- PROBLEM REQUIREMENTS: The answer is one number: how many lines in the data below hold "多层胶合板".

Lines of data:
[start]

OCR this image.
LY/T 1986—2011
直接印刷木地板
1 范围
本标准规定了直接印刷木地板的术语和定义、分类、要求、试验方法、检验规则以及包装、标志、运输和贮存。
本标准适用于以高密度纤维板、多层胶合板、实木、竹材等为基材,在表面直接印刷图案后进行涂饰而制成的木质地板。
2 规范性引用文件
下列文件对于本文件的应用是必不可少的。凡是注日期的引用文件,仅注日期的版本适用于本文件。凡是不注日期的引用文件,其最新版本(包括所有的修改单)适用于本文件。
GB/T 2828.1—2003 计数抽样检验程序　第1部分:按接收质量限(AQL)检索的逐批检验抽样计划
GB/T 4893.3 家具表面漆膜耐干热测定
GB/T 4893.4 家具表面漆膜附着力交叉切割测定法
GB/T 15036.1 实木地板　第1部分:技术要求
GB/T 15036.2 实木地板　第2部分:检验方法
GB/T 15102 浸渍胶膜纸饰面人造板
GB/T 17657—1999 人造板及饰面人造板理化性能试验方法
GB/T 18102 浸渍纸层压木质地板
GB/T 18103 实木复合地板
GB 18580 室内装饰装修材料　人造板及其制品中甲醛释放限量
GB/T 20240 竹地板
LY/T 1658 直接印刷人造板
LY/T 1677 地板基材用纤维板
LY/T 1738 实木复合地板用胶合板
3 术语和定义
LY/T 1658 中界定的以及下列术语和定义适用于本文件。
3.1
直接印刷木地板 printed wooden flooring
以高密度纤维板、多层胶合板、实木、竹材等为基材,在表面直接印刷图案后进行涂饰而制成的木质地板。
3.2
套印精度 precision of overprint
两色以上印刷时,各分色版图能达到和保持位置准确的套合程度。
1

[end]

- THE SOLUTION: 2